*Excerpt from a dataset*.
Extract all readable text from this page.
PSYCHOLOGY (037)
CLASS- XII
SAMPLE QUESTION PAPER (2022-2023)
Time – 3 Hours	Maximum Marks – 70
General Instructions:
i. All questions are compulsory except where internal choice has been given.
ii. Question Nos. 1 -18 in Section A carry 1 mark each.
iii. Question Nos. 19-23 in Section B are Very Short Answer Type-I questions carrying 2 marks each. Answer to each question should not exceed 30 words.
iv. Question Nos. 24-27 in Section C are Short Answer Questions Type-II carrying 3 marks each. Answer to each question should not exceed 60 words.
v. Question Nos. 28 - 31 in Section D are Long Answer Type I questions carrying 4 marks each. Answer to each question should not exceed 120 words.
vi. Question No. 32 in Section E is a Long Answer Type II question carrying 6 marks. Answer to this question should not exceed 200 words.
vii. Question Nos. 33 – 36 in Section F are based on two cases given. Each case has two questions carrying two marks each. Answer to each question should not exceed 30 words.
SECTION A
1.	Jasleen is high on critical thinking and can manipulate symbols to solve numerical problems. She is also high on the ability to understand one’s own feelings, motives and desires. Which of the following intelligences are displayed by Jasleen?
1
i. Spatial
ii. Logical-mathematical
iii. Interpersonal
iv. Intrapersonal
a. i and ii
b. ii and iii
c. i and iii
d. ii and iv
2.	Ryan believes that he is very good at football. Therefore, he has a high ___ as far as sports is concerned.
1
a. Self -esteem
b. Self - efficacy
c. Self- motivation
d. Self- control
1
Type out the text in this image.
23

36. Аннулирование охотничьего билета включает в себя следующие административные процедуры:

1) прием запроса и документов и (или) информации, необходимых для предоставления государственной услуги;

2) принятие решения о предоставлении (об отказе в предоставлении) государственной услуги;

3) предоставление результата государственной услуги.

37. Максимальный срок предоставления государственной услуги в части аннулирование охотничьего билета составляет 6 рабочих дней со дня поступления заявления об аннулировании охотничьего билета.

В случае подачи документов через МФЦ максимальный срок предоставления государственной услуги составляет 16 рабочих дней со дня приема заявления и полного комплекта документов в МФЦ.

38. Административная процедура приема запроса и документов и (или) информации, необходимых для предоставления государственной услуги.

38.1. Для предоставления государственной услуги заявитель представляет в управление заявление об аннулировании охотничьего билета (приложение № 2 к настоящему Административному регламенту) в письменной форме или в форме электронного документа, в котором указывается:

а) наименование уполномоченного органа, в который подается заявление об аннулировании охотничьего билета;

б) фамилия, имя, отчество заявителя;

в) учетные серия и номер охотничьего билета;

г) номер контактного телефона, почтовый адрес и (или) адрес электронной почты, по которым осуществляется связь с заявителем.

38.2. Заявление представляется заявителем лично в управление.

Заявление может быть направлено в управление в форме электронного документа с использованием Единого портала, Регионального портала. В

*Work to be completed*. Output the full listing without altering anything.

*Solution to the exercise*.
Extract all readable text from this page.
PSYCHOLOGY (037)
CLASS- XII
SAMPLE QUESTION PAPER (2022-2023)
Time – 3 Hours	Maximum Marks – 70
General Instructions:
i. All questions are compulsory except where internal choice has been given.
ii. Question Nos. 1 -18 in Section A carry 1 mark each.
iii. Question Nos. 19-23 in Section B are Very Short Answer Type-I questions carrying 2 marks each. Answer to each question should not exceed 30 words.
iv. Question Nos. 24-27 in Section C are Short Answer Questions Type-II carrying 3 marks each. Answer to each question should not exceed 60 words.
v. Question Nos. 28 - 31 in Section D are Long Answer Type I questions carrying 4 marks each. Answer to each question should not exceed 120 words.
vi. Question No. 32 in Section E is a Long Answer Type II question carrying 6 marks. Answer to this question should not exceed 200 words.
vii. Question Nos. 33 – 36 in Section F are based on two cases given. Each case has two questions carrying two marks each. Answer to each question should not exceed 30 words.
SECTION A
1.	Jasleen is high on critical thinking and can manipulate symbols to solve numerical problems. She is also high on the ability to understand one’s own feelings, motives and desires. Which of the following intelligences are displayed by Jasleen?
1
i. Spatial
ii. Logical-mathematical
iii. Interpersonal
iv. Intrapersonal
a. i and ii
b. ii and iii
c. i and iii
d. ii and iv
2.	Ryan believes that he is very good at football. Therefore, he has a high ___ as far as sports is concerned.
1
a. Self -esteem
b. Self - efficacy
c. Self- motivation
d. Self- control
1
Type out the text in this image.
23

36. Аннулирование охотничьего билета включает в себя следующие административные процедуры:

1) прием запроса и документов и (или) информации, необходимых для предоставления государственной услуги;

2) принятие решения о предоставлении (об отказе в предоставлении) государственной услуги;

3) предоставление результата государственной услуги.

37. Максимальный срок предоставления государственной услуги в части аннулирование охотничьего билета составляет 6 рабочих дней со дня поступления заявления об аннулировании охотничьего билета.

В случае подачи документов через МФЦ максимальный срок предоставления государственной услуги составляет 16 рабочих дней со дня приема заявления и полного комплекта документов в МФЦ.

38. Административная процедура приема запроса и документов и (или) информации, необходимых для предоставления государственной услуги.

38.1. Для предоставления государственной услуги заявитель представляет в управление заявление об аннулировании охотничьего билета (приложение № 2 к настоящему Административному регламенту) в письменной форме или в форме электронного документа, в котором указывается:

а) наименование уполномоченного органа, в который подается заявление об аннулировании охотничьего билета;

б) фамилия, имя, отчество заявителя;

в) учетные серия и номер охотничьего билета;

г) номер контактного телефона, почтовый адрес и (или) адрес электронной почты, по которым осуществляется связь с заявителем.

38.2. Заявление представляется заявителем лично в управление.

Заявление может быть направлено в управление в форме электронного документа с использованием Единого портала, Регионального портала. В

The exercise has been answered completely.